YOUR OBJECTIVE. Return each line containing the string "false".

:: INPUT ROWS

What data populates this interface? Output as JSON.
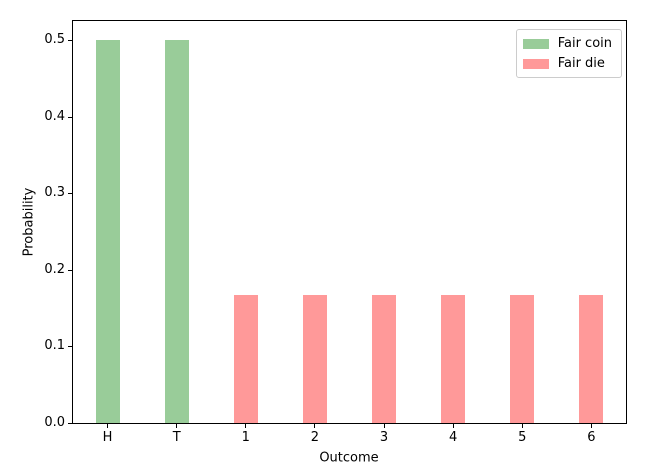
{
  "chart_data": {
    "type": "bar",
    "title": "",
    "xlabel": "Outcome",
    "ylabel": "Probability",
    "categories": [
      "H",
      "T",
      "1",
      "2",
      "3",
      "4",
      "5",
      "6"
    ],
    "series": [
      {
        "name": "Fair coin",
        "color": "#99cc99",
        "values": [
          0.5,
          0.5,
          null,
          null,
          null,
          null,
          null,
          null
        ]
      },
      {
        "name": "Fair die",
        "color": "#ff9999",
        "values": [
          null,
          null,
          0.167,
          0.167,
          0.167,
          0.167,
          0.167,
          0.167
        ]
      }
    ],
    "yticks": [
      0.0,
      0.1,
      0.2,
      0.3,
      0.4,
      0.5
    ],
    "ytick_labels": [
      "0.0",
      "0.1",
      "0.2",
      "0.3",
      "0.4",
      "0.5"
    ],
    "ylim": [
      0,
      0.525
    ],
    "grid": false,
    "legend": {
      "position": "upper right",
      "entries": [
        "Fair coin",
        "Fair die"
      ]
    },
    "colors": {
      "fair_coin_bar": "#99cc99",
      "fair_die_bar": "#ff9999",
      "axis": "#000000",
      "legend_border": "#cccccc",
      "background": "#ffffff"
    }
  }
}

::::
:: INPUT ROWS

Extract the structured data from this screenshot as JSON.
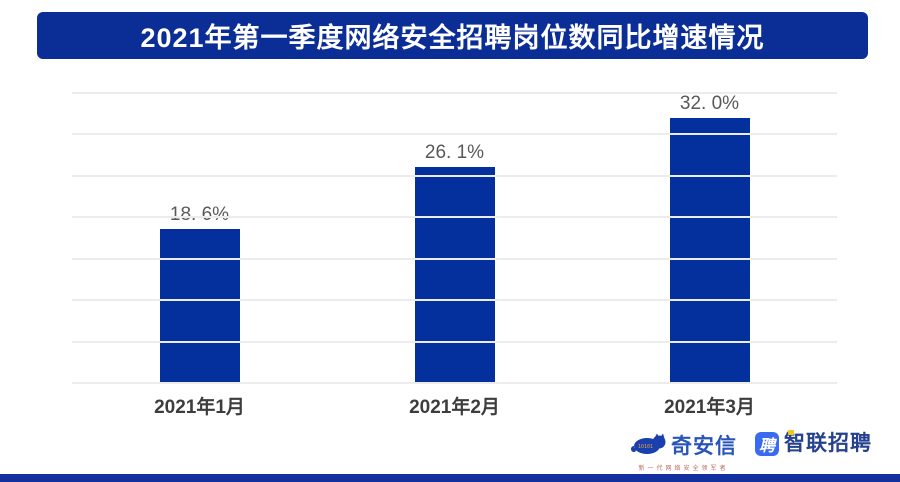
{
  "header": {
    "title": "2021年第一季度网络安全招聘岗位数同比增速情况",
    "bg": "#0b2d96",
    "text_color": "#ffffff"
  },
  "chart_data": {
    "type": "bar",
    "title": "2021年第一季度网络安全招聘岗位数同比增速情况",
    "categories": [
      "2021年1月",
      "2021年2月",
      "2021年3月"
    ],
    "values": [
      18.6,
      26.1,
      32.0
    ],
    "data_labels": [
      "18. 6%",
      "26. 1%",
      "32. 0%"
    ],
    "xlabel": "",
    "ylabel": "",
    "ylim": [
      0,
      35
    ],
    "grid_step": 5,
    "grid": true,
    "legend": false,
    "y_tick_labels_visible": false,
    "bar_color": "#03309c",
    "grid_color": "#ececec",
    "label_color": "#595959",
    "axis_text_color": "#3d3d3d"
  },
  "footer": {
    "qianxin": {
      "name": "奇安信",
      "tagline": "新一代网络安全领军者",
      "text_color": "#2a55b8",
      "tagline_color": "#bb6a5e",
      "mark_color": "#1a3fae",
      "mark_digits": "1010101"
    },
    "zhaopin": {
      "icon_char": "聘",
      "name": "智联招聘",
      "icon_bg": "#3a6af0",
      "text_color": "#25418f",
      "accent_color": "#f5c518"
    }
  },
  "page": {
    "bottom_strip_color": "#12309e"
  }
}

::::

CORRECT ANSWER.
    "grid": false,
    "legend": false,
    "y_tick_labels_visible": false,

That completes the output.